(Stored data entries)
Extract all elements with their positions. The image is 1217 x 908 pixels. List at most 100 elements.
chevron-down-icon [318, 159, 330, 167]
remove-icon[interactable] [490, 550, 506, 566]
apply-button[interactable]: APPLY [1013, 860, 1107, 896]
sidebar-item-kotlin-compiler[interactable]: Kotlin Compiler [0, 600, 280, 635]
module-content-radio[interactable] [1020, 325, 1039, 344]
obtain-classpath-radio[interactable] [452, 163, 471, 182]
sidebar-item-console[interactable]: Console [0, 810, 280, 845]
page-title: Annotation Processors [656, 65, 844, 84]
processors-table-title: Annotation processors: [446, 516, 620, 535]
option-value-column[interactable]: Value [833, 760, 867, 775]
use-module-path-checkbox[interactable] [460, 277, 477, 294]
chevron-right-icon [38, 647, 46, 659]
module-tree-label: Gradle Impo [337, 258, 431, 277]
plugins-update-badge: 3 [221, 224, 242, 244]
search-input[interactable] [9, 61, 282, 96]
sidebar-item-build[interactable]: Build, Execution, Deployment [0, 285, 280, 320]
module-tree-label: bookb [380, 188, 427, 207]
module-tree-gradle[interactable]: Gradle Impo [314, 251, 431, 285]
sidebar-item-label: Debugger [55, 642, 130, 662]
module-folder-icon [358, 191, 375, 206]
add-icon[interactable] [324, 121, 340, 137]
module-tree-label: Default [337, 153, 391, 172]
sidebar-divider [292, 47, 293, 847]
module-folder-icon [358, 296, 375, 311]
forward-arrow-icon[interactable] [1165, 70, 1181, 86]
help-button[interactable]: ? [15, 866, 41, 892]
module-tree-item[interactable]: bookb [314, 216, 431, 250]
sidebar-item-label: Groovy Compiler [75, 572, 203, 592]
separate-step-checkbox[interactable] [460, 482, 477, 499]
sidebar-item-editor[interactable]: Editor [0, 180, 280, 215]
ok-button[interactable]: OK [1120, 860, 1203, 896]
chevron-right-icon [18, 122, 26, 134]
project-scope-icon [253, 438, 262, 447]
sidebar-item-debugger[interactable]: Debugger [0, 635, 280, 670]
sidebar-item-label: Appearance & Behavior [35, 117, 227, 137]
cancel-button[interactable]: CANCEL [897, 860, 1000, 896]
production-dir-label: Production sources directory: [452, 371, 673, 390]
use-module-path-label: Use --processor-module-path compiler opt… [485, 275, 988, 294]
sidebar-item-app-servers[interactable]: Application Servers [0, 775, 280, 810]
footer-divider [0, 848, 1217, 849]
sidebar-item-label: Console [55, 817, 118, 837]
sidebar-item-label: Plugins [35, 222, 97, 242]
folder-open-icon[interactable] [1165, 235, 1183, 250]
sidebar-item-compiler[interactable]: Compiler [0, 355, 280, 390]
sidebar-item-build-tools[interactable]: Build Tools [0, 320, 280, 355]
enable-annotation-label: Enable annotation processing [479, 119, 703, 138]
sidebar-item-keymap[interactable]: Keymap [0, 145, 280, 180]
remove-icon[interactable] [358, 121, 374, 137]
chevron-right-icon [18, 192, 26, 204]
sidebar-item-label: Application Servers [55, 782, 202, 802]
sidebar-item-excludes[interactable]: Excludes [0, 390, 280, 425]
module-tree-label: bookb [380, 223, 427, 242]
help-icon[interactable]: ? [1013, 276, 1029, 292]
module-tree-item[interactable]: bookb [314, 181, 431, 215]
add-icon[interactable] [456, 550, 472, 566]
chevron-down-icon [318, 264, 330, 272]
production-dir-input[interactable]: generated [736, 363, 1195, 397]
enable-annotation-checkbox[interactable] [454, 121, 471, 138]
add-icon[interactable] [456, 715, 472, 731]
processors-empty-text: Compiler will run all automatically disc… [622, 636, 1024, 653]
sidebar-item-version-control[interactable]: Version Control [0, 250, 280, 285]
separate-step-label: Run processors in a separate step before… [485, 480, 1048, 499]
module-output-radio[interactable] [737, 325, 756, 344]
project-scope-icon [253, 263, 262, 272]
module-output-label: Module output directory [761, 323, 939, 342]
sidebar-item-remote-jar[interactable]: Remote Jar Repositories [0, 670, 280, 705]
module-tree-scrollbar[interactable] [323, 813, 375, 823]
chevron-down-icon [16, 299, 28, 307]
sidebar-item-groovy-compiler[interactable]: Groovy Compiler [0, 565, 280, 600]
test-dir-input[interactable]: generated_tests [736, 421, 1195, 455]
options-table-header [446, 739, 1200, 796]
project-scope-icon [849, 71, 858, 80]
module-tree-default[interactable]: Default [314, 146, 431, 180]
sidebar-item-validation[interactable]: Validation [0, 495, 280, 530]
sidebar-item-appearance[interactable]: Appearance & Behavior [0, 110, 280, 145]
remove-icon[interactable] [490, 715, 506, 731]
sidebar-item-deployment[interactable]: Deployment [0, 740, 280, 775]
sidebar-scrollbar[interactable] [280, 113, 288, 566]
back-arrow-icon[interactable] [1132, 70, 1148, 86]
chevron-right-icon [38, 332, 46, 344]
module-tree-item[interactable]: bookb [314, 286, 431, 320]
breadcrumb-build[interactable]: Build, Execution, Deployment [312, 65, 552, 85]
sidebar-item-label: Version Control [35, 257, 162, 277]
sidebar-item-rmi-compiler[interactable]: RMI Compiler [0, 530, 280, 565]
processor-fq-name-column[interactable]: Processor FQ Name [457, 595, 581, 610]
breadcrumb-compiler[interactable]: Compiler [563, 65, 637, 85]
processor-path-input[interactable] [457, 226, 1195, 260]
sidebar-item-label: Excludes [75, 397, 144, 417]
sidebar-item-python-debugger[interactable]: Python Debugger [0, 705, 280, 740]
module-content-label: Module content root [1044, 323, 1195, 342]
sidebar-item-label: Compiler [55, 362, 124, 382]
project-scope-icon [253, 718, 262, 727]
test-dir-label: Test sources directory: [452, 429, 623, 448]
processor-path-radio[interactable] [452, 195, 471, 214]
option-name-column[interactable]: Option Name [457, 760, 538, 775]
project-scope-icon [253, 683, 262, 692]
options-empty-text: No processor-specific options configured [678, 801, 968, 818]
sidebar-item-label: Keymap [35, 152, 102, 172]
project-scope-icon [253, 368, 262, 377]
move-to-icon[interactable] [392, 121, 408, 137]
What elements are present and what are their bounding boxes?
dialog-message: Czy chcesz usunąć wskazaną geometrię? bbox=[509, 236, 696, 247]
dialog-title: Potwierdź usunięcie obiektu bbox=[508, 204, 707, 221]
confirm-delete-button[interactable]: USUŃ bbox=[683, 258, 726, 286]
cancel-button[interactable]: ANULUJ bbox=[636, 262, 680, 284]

■ **REQUIREMENT**:
Reproduce every line of the listing above verbatim.

■ **FULL SOLUTION**:
Extract all elements with their positions. The image is 1217 x 908 pixels. List at most 100 elements.
chevron-down-icon [318, 159, 330, 167]
remove-icon[interactable] [490, 550, 506, 566]
apply-button[interactable]: APPLY [1013, 860, 1107, 896]
sidebar-item-kotlin-compiler[interactable]: Kotlin Compiler [0, 600, 280, 635]
module-content-radio[interactable] [1020, 325, 1039, 344]
obtain-classpath-radio[interactable] [452, 163, 471, 182]
sidebar-item-console[interactable]: Console [0, 810, 280, 845]
page-title: Annotation Processors [656, 65, 844, 84]
processors-table-title: Annotation processors: [446, 516, 620, 535]
option-value-column[interactable]: Value [833, 760, 867, 775]
use-module-path-checkbox[interactable] [460, 277, 477, 294]
chevron-right-icon [38, 647, 46, 659]
module-tree-label: Gradle Impo [337, 258, 431, 277]
plugins-update-badge: 3 [221, 224, 242, 244]
search-input[interactable] [9, 61, 282, 96]
sidebar-item-build[interactable]: Build, Execution, Deployment [0, 285, 280, 320]
module-tree-label: bookb [380, 188, 427, 207]
module-tree-gradle[interactable]: Gradle Impo [314, 251, 431, 285]
sidebar-item-label: Debugger [55, 642, 130, 662]
module-folder-icon [358, 191, 375, 206]
add-icon[interactable] [324, 121, 340, 137]
module-tree-label: Default [337, 153, 391, 172]
sidebar-divider [292, 47, 293, 847]
module-folder-icon [358, 296, 375, 311]
forward-arrow-icon[interactable] [1165, 70, 1181, 86]
help-button[interactable]: ? [15, 866, 41, 892]
module-tree-item[interactable]: bookb [314, 216, 431, 250]
sidebar-item-label: Groovy Compiler [75, 572, 203, 592]
separate-step-checkbox[interactable] [460, 482, 477, 499]
sidebar-item-editor[interactable]: Editor [0, 180, 280, 215]
ok-button[interactable]: OK [1120, 860, 1203, 896]
chevron-right-icon [18, 122, 26, 134]
project-scope-icon [253, 438, 262, 447]
sidebar-item-debugger[interactable]: Debugger [0, 635, 280, 670]
sidebar-item-label: Appearance & Behavior [35, 117, 227, 137]
cancel-button[interactable]: CANCEL [897, 860, 1000, 896]
production-dir-label: Production sources directory: [452, 371, 673, 390]
use-module-path-label: Use --processor-module-path compiler opt… [485, 275, 988, 294]
sidebar-item-app-servers[interactable]: Application Servers [0, 775, 280, 810]
footer-divider [0, 848, 1217, 849]
sidebar-item-label: Console [55, 817, 118, 837]
sidebar-item-label: Plugins [35, 222, 97, 242]
folder-open-icon[interactable] [1165, 235, 1183, 250]
sidebar-item-compiler[interactable]: Compiler [0, 355, 280, 390]
sidebar-item-build-tools[interactable]: Build Tools [0, 320, 280, 355]
enable-annotation-label: Enable annotation processing [479, 119, 703, 138]
sidebar-item-keymap[interactable]: Keymap [0, 145, 280, 180]
remove-icon[interactable] [358, 121, 374, 137]
chevron-right-icon [18, 192, 26, 204]
sidebar-item-label: Application Servers [55, 782, 202, 802]
sidebar-item-excludes[interactable]: Excludes [0, 390, 280, 425]
module-tree-label: bookb [380, 223, 427, 242]
help-icon[interactable]: ? [1013, 276, 1029, 292]
module-tree-item[interactable]: bookb [314, 181, 431, 215]
add-icon[interactable] [456, 550, 472, 566]
chevron-down-icon [318, 264, 330, 272]
production-dir-input[interactable]: generated [736, 363, 1195, 397]
enable-annotation-checkbox[interactable] [454, 121, 471, 138]
add-icon[interactable] [456, 715, 472, 731]
processors-empty-text: Compiler will run all automatically disc… [622, 636, 1024, 653]
sidebar-item-version-control[interactable]: Version Control [0, 250, 280, 285]
separate-step-label: Run processors in a separate step before… [485, 480, 1048, 499]
module-output-radio[interactable] [737, 325, 756, 344]
project-scope-icon [253, 263, 262, 272]
module-output-label: Module output directory [761, 323, 939, 342]
sidebar-item-remote-jar[interactable]: Remote Jar Repositories [0, 670, 280, 705]
module-tree-scrollbar[interactable] [323, 813, 375, 823]
chevron-down-icon [16, 299, 28, 307]
sidebar-item-groovy-compiler[interactable]: Groovy Compiler [0, 565, 280, 600]
test-dir-input[interactable]: generated_tests [736, 421, 1195, 455]
options-table-header [446, 739, 1200, 796]
project-scope-icon [849, 71, 858, 80]
module-tree-default[interactable]: Default [314, 146, 431, 180]
sidebar-item-validation[interactable]: Validation [0, 495, 280, 530]
sidebar-item-appearance[interactable]: Appearance & Behavior [0, 110, 280, 145]
remove-icon[interactable] [490, 715, 506, 731]
sidebar-item-deployment[interactable]: Deployment [0, 740, 280, 775]
sidebar-scrollbar[interactable] [280, 113, 288, 566]
back-arrow-icon[interactable] [1132, 70, 1148, 86]
chevron-right-icon [38, 332, 46, 344]
module-tree-item[interactable]: bookb [314, 286, 431, 320]
breadcrumb-build[interactable]: Build, Execution, Deployment [312, 65, 552, 85]
sidebar-item-label: Version Control [35, 257, 162, 277]
sidebar-item-rmi-compiler[interactable]: RMI Compiler [0, 530, 280, 565]
processor-fq-name-column[interactable]: Processor FQ Name [457, 595, 581, 610]
breadcrumb-compiler[interactable]: Compiler [563, 65, 637, 85]
processor-path-input[interactable] [457, 226, 1195, 260]
sidebar-item-label: Excludes [75, 397, 144, 417]
sidebar-item-python-debugger[interactable]: Python Debugger [0, 705, 280, 740]
module-content-label: Module content root [1044, 323, 1195, 342]
sidebar-item-label: Compiler [55, 362, 124, 382]
project-scope-icon [253, 718, 262, 727]
test-dir-label: Test sources directory: [452, 429, 623, 448]
processor-path-radio[interactable] [452, 195, 471, 214]
option-name-column[interactable]: Option Name [457, 760, 538, 775]
project-scope-icon [253, 683, 262, 692]
options-empty-text: No processor-specific options configured [678, 801, 968, 818]
sidebar-item-label: Keymap [35, 152, 102, 172]
project-scope-icon [253, 368, 262, 377]
move-to-icon[interactable] [392, 121, 408, 137]
What elements are present and what are their bounding boxes?
dialog-message: Czy chcesz usunąć wskazaną geometrię? bbox=[509, 236, 696, 247]
dialog-title: Potwierdź usunięcie obiektu bbox=[508, 204, 707, 221]
confirm-delete-button[interactable]: USUŃ bbox=[683, 258, 726, 286]
cancel-button[interactable]: ANULUJ bbox=[636, 262, 680, 284]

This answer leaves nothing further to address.